-- start of Data for this exercise --

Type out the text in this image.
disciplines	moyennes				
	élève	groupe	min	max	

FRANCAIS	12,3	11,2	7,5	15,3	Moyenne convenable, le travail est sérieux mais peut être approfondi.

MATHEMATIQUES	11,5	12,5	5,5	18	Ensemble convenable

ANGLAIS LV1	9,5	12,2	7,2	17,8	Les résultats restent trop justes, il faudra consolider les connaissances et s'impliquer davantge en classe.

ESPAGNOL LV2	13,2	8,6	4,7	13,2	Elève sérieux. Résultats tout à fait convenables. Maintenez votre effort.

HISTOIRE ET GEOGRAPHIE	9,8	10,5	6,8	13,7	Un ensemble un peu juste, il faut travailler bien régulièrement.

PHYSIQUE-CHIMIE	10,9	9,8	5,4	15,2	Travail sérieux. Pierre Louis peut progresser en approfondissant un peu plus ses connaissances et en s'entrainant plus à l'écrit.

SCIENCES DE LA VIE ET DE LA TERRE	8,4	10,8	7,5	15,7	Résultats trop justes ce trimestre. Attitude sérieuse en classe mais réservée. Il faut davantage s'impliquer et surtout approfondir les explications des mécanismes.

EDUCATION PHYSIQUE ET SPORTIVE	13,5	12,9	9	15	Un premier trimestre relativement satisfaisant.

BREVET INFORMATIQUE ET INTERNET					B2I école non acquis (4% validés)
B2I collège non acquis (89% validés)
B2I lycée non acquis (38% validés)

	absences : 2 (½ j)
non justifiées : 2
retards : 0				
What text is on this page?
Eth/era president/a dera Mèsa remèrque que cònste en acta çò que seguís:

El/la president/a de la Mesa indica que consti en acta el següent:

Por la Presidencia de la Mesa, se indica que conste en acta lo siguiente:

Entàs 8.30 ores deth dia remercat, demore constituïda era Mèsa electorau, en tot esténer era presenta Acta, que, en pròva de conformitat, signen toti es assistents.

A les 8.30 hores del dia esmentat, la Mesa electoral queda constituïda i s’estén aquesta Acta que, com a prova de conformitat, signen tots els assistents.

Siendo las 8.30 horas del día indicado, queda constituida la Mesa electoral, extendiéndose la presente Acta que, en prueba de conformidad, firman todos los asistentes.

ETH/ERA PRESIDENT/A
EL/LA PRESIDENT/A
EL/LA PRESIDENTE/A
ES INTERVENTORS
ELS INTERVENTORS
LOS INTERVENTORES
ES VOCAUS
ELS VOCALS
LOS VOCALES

-- end of Data for this exercise --

Generate an exact reproduction of all entries.

Type out the text in this image.
disciplines	moyennes				
	élève	groupe	min	max	

FRANCAIS	12,3	11,2	7,5	15,3	Moyenne convenable, le travail est sérieux mais peut être approfondi.

MATHEMATIQUES	11,5	12,5	5,5	18	Ensemble convenable

ANGLAIS LV1	9,5	12,2	7,2	17,8	Les résultats restent trop justes, il faudra consolider les connaissances et s'impliquer davantge en classe.

ESPAGNOL LV2	13,2	8,6	4,7	13,2	Elève sérieux. Résultats tout à fait convenables. Maintenez votre effort.

HISTOIRE ET GEOGRAPHIE	9,8	10,5	6,8	13,7	Un ensemble un peu juste, il faut travailler bien régulièrement.

PHYSIQUE-CHIMIE	10,9	9,8	5,4	15,2	Travail sérieux. Pierre Louis peut progresser en approfondissant un peu plus ses connaissances et en s'entrainant plus à l'écrit.

SCIENCES DE LA VIE ET DE LA TERRE	8,4	10,8	7,5	15,7	Résultats trop justes ce trimestre. Attitude sérieuse en classe mais réservée. Il faut davantage s'impliquer et surtout approfondir les explications des mécanismes.

EDUCATION PHYSIQUE ET SPORTIVE	13,5	12,9	9	15	Un premier trimestre relativement satisfaisant.

BREVET INFORMATIQUE ET INTERNET					B2I école non acquis (4% validés)
B2I collège non acquis (89% validés)
B2I lycée non acquis (38% validés)

	absences : 2 (½ j)
non justifiées : 2
retards : 0				
What text is on this page?
Eth/era president/a dera Mèsa remèrque que cònste en acta çò que seguís:

El/la president/a de la Mesa indica que consti en acta el següent:

Por la Presidencia de la Mesa, se indica que conste en acta lo siguiente:

Entàs 8.30 ores deth dia remercat, demore constituïda era Mèsa electorau, en tot esténer era presenta Acta, que, en pròva de conformitat, signen toti es assistents.

A les 8.30 hores del dia esmentat, la Mesa electoral queda constituïda i s’estén aquesta Acta que, com a prova de conformitat, signen tots els assistents.

Siendo las 8.30 horas del día indicado, queda constituida la Mesa electoral, extendiéndose la presente Acta que, en prueba de conformidad, firman todos los asistentes.

ETH/ERA PRESIDENT/A
EL/LA PRESIDENT/A
EL/LA PRESIDENTE/A
ES INTERVENTORS
ELS INTERVENTORS
LOS INTERVENTORES
ES VOCAUS
ELS VOCALS
LOS VOCALES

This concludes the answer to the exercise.